▶ What you need to do:
Copy out each of the records below word for word, with every line kept as it is.

(Stored data entries)
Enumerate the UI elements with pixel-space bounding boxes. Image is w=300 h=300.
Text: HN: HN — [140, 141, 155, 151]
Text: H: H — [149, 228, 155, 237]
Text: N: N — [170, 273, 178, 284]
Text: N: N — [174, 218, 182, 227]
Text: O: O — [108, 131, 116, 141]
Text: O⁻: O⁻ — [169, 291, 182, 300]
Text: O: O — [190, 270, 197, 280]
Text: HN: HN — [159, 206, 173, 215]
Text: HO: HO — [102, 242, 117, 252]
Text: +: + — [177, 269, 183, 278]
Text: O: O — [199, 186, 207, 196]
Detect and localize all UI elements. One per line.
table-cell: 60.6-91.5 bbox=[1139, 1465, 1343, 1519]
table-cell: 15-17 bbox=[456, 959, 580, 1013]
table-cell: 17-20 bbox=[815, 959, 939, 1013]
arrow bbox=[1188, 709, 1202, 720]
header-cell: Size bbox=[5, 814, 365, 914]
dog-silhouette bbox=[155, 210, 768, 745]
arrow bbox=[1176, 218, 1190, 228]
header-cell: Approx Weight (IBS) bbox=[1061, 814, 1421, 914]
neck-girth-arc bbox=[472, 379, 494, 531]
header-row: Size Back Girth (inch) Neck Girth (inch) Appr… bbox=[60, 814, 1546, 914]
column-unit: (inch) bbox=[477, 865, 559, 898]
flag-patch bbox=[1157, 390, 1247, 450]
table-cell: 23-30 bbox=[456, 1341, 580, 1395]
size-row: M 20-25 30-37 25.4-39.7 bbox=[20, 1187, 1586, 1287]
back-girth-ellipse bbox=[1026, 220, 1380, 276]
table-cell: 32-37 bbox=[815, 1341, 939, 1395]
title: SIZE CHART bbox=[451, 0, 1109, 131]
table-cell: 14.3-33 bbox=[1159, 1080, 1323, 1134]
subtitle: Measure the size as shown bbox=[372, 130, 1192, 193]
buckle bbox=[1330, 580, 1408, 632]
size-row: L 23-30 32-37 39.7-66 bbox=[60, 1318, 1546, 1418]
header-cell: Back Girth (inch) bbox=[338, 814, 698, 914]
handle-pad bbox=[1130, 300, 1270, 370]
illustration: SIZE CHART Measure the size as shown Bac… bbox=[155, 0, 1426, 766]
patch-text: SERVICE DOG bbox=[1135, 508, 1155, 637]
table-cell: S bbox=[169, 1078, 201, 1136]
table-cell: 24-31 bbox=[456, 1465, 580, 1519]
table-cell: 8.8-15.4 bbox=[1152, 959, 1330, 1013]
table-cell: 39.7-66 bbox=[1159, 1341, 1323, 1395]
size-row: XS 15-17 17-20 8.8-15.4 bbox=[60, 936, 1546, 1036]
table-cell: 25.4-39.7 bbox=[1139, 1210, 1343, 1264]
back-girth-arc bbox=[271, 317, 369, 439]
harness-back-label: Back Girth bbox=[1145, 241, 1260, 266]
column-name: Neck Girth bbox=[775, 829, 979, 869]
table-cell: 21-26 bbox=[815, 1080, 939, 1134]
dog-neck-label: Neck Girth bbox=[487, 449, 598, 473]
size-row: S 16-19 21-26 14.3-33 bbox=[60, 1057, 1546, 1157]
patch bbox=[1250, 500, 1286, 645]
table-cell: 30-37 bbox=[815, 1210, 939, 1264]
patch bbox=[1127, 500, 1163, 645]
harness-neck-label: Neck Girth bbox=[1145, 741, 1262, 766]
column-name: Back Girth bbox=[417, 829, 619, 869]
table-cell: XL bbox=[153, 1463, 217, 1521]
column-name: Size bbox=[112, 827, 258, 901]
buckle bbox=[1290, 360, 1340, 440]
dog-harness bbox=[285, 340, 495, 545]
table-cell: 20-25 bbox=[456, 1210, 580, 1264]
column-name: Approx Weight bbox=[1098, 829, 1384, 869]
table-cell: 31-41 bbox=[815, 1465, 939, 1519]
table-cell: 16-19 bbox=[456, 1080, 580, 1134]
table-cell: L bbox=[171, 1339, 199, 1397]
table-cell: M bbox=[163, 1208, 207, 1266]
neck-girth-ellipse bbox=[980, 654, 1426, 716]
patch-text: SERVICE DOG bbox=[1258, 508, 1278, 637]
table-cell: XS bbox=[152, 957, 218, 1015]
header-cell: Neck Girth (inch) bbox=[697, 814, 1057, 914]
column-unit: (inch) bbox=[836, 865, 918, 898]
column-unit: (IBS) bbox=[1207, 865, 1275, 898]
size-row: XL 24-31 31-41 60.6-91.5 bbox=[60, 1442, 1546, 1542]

▶ Response:
Enumerate the UI elements with pixel-space bounding boxes. Image is w=300 h=300.
Text: HN: HN — [140, 141, 155, 151]
Text: H: H — [149, 228, 155, 237]
Text: N: N — [170, 273, 178, 284]
Text: N: N — [174, 218, 182, 227]
Text: O: O — [108, 131, 116, 141]
Text: O⁻: O⁻ — [169, 291, 182, 300]
Text: O: O — [190, 270, 197, 280]
Text: HN: HN — [159, 206, 173, 215]
Text: HO: HO — [102, 242, 117, 252]
Text: +: + — [177, 269, 183, 278]
Text: O: O — [199, 186, 207, 196]
Detect and localize all UI elements. One per line.
table-cell: 60.6-91.5 bbox=[1139, 1465, 1343, 1519]
table-cell: 15-17 bbox=[456, 959, 580, 1013]
table-cell: 17-20 bbox=[815, 959, 939, 1013]
arrow bbox=[1188, 709, 1202, 720]
header-cell: Size bbox=[5, 814, 365, 914]
dog-silhouette bbox=[155, 210, 768, 745]
arrow bbox=[1176, 218, 1190, 228]
header-cell: Approx Weight (IBS) bbox=[1061, 814, 1421, 914]
neck-girth-arc bbox=[472, 379, 494, 531]
header-row: Size Back Girth (inch) Neck Girth (inch) Appr… bbox=[60, 814, 1546, 914]
column-unit: (inch) bbox=[477, 865, 559, 898]
flag-patch bbox=[1157, 390, 1247, 450]
table-cell: 23-30 bbox=[456, 1341, 580, 1395]
size-row: M 20-25 30-37 25.4-39.7 bbox=[20, 1187, 1586, 1287]
back-girth-ellipse bbox=[1026, 220, 1380, 276]
table-cell: 32-37 bbox=[815, 1341, 939, 1395]
title: SIZE CHART bbox=[451, 0, 1109, 131]
table-cell: 14.3-33 bbox=[1159, 1080, 1323, 1134]
subtitle: Measure the size as shown bbox=[372, 130, 1192, 193]
buckle bbox=[1330, 580, 1408, 632]
size-row: L 23-30 32-37 39.7-66 bbox=[60, 1318, 1546, 1418]
header-cell: Back Girth (inch) bbox=[338, 814, 698, 914]
handle-pad bbox=[1130, 300, 1270, 370]
illustration: SIZE CHART Measure the size as shown Bac… bbox=[155, 0, 1426, 766]
patch-text: SERVICE DOG bbox=[1135, 508, 1155, 637]
table-cell: S bbox=[169, 1078, 201, 1136]
table-cell: 24-31 bbox=[456, 1465, 580, 1519]
table-cell: 8.8-15.4 bbox=[1152, 959, 1330, 1013]
table-cell: 39.7-66 bbox=[1159, 1341, 1323, 1395]
size-row: XS 15-17 17-20 8.8-15.4 bbox=[60, 936, 1546, 1036]
table-cell: 25.4-39.7 bbox=[1139, 1210, 1343, 1264]
back-girth-arc bbox=[271, 317, 369, 439]
harness-back-label: Back Girth bbox=[1145, 241, 1260, 266]
column-name: Neck Girth bbox=[775, 829, 979, 869]
table-cell: 21-26 bbox=[815, 1080, 939, 1134]
dog-neck-label: Neck Girth bbox=[487, 449, 598, 473]
size-row: S 16-19 21-26 14.3-33 bbox=[60, 1057, 1546, 1157]
patch bbox=[1250, 500, 1286, 645]
table-cell: 30-37 bbox=[815, 1210, 939, 1264]
patch bbox=[1127, 500, 1163, 645]
harness-neck-label: Neck Girth bbox=[1145, 741, 1262, 766]
column-name: Back Girth bbox=[417, 829, 619, 869]
table-cell: XL bbox=[153, 1463, 217, 1521]
column-name: Size bbox=[112, 827, 258, 901]
buckle bbox=[1290, 360, 1340, 440]
dog-harness bbox=[285, 340, 495, 545]
table-cell: 20-25 bbox=[456, 1210, 580, 1264]
column-name: Approx Weight bbox=[1098, 829, 1384, 869]
table-cell: 31-41 bbox=[815, 1465, 939, 1519]
table-cell: 16-19 bbox=[456, 1080, 580, 1134]
table-cell: L bbox=[171, 1339, 199, 1397]
table-cell: M bbox=[163, 1208, 207, 1266]
neck-girth-ellipse bbox=[980, 654, 1426, 716]
patch-text: SERVICE DOG bbox=[1258, 508, 1278, 637]
table-cell: XS bbox=[152, 957, 218, 1015]
header-cell: Neck Girth (inch) bbox=[697, 814, 1057, 914]
column-unit: (inch) bbox=[836, 865, 918, 898]
column-unit: (IBS) bbox=[1207, 865, 1275, 898]
size-row: XL 24-31 31-41 60.6-91.5 bbox=[60, 1442, 1546, 1542]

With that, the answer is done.